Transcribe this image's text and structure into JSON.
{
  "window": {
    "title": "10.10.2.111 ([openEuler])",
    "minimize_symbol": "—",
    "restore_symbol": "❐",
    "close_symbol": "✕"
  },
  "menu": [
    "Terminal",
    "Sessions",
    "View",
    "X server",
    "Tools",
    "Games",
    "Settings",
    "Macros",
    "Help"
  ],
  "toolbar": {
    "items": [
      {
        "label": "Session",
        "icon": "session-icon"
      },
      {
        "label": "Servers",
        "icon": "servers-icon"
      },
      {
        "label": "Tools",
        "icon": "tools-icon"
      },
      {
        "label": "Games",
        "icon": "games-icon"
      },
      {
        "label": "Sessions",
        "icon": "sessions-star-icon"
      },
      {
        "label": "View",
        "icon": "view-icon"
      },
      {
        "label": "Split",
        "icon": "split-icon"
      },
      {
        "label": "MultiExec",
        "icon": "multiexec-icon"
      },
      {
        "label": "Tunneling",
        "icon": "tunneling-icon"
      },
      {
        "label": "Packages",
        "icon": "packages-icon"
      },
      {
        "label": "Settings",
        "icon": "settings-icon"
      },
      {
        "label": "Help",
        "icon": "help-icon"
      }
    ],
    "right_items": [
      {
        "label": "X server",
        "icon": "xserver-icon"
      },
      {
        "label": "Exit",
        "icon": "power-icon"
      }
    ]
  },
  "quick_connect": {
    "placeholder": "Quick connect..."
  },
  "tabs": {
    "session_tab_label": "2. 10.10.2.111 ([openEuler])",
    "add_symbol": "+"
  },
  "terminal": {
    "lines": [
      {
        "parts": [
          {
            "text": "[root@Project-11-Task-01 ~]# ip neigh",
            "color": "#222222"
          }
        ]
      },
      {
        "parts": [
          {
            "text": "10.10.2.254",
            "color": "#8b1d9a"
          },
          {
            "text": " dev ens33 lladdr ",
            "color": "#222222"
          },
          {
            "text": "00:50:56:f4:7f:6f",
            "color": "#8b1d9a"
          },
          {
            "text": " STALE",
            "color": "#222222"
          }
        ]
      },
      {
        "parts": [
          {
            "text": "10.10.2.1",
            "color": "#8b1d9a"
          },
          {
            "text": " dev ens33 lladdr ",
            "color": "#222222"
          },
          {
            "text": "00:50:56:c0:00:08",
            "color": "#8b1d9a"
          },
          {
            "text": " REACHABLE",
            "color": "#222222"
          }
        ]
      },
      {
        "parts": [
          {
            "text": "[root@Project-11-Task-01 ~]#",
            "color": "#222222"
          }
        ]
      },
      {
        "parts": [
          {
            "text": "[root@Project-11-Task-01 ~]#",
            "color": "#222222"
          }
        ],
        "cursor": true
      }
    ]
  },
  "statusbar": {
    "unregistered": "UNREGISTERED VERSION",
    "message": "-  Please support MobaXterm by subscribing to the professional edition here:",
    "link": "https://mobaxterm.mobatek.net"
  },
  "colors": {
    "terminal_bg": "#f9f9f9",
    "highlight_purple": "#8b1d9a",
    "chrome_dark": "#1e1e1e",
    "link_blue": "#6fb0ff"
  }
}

TO DO: Pick out the lines containing the string "openEuler" and show them.

RESULT OF THE EXERCISE:
    "title": "10.10.2.111 ([openEuler])",
    "session_tab_label": "2. 10.10.2.111 ([openEuler])",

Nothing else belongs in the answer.